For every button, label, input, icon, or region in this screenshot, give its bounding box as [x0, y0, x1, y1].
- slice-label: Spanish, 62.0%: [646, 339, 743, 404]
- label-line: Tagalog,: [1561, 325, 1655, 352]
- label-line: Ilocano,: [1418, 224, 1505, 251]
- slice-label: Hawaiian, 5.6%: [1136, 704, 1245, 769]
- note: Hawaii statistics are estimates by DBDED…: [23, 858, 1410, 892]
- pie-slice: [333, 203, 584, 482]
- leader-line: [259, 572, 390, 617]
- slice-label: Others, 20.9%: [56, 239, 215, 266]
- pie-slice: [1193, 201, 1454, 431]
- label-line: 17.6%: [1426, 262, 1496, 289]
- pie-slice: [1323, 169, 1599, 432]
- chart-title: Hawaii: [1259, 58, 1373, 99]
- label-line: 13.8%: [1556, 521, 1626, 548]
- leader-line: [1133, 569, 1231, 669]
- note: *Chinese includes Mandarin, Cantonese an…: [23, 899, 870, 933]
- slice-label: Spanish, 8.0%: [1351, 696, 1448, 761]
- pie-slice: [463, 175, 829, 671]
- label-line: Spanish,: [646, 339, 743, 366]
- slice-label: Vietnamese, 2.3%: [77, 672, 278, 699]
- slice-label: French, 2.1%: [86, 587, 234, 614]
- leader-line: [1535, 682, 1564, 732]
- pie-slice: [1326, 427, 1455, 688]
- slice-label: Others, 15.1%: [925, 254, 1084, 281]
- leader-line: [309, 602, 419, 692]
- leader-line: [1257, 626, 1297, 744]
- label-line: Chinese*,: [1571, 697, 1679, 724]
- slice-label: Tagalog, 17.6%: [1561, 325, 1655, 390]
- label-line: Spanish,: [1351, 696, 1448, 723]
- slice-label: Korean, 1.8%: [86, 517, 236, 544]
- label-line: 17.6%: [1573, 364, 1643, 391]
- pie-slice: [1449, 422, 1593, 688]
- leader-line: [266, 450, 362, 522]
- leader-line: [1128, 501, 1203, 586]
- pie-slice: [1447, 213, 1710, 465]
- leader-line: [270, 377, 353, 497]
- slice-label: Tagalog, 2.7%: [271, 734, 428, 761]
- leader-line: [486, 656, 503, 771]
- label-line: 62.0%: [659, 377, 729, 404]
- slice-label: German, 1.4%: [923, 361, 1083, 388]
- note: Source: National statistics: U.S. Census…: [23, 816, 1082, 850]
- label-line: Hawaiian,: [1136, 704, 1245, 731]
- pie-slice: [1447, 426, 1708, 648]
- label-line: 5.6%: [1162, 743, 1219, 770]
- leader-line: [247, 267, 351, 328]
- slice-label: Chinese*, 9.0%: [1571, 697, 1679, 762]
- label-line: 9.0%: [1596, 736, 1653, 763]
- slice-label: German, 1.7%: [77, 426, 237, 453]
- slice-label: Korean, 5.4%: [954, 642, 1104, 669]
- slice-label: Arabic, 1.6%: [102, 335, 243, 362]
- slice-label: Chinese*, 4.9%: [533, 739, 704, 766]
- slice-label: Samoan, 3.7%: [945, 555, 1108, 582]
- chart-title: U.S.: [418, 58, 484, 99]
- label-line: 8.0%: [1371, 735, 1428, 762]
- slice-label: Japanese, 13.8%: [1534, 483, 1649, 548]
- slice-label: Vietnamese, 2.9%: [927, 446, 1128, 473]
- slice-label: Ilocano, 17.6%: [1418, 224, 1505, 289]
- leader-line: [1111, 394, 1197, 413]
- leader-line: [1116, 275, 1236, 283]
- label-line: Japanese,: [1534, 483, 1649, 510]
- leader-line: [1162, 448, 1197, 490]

========================================

Instructions for the task:
Give every line of the records above as a Markdown table with the columns Row and Line. Number the rows in order and leave out blank lines.

Right answer:
| Row | Line |
|---|---|
| 1 | For every button, label, input, icon, or region in this screenshot, give its bounding box as [x0, y0, x1, y1]. |
| 2 | - slice-label: Spanish, 62.0%: [646, 339, 743, 404] |
| 3 | - label-line: Tagalog,: [1561, 325, 1655, 352] |
| 4 | - label-line: Ilocano,: [1418, 224, 1505, 251] |
| 5 | - slice-label: Hawaiian, 5.6%: [1136, 704, 1245, 769] |
| 6 | - note: Hawaii statistics are estimates by DBDED…: [23, 858, 1410, 892] |
| 7 | - pie-slice: [333, 203, 584, 482] |
| 8 | - leader-line: [259, 572, 390, 617] |
| 9 | - slice-label: Others, 20.9%: [56, 239, 215, 266] |
| 10 | - pie-slice: [1193, 201, 1454, 431] |
| 11 | - label-line: 17.6%: [1426, 262, 1496, 289] |
| 12 | - pie-slice: [1323, 169, 1599, 432] |
| 13 | - chart-title: Hawaii: [1259, 58, 1373, 99] |
| 14 | - label-line: 13.8%: [1556, 521, 1626, 548] |
| 15 | - leader-line: [1133, 569, 1231, 669] |
| 16 | - note: *Chinese includes Mandarin, Cantonese an…: [23, 899, 870, 933] |
| 17 | - slice-label: Spanish, 8.0%: [1351, 696, 1448, 761] |
| 18 | - pie-slice: [463, 175, 829, 671] |
| 19 | - label-line: Spanish,: [646, 339, 743, 366] |
| 20 | - slice-label: Vietnamese, 2.3%: [77, 672, 278, 699] |
| 21 | - slice-label: French, 2.1%: [86, 587, 234, 614] |
| 22 | - leader-line: [1535, 682, 1564, 732] |
| 23 | - pie-slice: [1326, 427, 1455, 688] |
| 24 | - slice-label: Others, 15.1%: [925, 254, 1084, 281] |
| 25 | - leader-line: [309, 602, 419, 692] |
| 26 | - leader-line: [1257, 626, 1297, 744] |
| 27 | - label-line: Chinese*,: [1571, 697, 1679, 724] |
| 28 | - slice-label: Tagalog, 17.6%: [1561, 325, 1655, 390] |
| 29 | - label-line: Spanish,: [1351, 696, 1448, 723] |
| 30 | - slice-label: Korean, 1.8%: [86, 517, 236, 544] |
| 31 | - label-line: 17.6%: [1573, 364, 1643, 391] |
| 32 | - pie-slice: [1449, 422, 1593, 688] |
| 33 | - leader-line: [266, 450, 362, 522] |
| 34 | - leader-line: [1128, 501, 1203, 586] |
| 35 | - pie-slice: [1447, 213, 1710, 465] |
| 36 | - leader-line: [270, 377, 353, 497] |
| 37 | - slice-label: Tagalog, 2.7%: [271, 734, 428, 761] |
| 38 | - leader-line: [486, 656, 503, 771] |
| 39 | - label-line: 62.0%: [659, 377, 729, 404] |
| 40 | - slice-label: German, 1.4%: [923, 361, 1083, 388] |
| 41 | - note: Source: National statistics: U.S. Census…: [23, 816, 1082, 850] |
| 42 | - label-line: Hawaiian,: [1136, 704, 1245, 731] |
| 43 | - pie-slice: [1447, 426, 1708, 648] |
| 44 | - label-line: 5.6%: [1162, 743, 1219, 770] |
| 45 | - leader-line: [247, 267, 351, 328] |
| 46 | - slice-label: Chinese*, 9.0%: [1571, 697, 1679, 762] |
| 47 | - label-line: 9.0%: [1596, 736, 1653, 763] |
| 48 | - slice-label: German, 1.7%: [77, 426, 237, 453] |
| 49 | - slice-label: Korean, 5.4%: [954, 642, 1104, 669] |
| 50 | - slice-label: Arabic, 1.6%: [102, 335, 243, 362] |
| 51 | - slice-label: Chinese*, 4.9%: [533, 739, 704, 766] |
| 52 | - slice-label: Samoan, 3.7%: [945, 555, 1108, 582] |
| 53 | - chart-title: U.S.: [418, 58, 484, 99] |
| 54 | - label-line: 8.0%: [1371, 735, 1428, 762] |
| 55 | - slice-label: Japanese, 13.8%: [1534, 483, 1649, 548] |
| 56 | - slice-label: Vietnamese, 2.9%: [927, 446, 1128, 473] |
| 57 | - slice-label: Ilocano, 17.6%: [1418, 224, 1505, 289] |
| 58 | - leader-line: [1111, 394, 1197, 413] |
| 59 | - leader-line: [1116, 275, 1236, 283] |
| 60 | - label-line: Japanese,: [1534, 483, 1649, 510] |
| 61 | - leader-line: [1162, 448, 1197, 490] |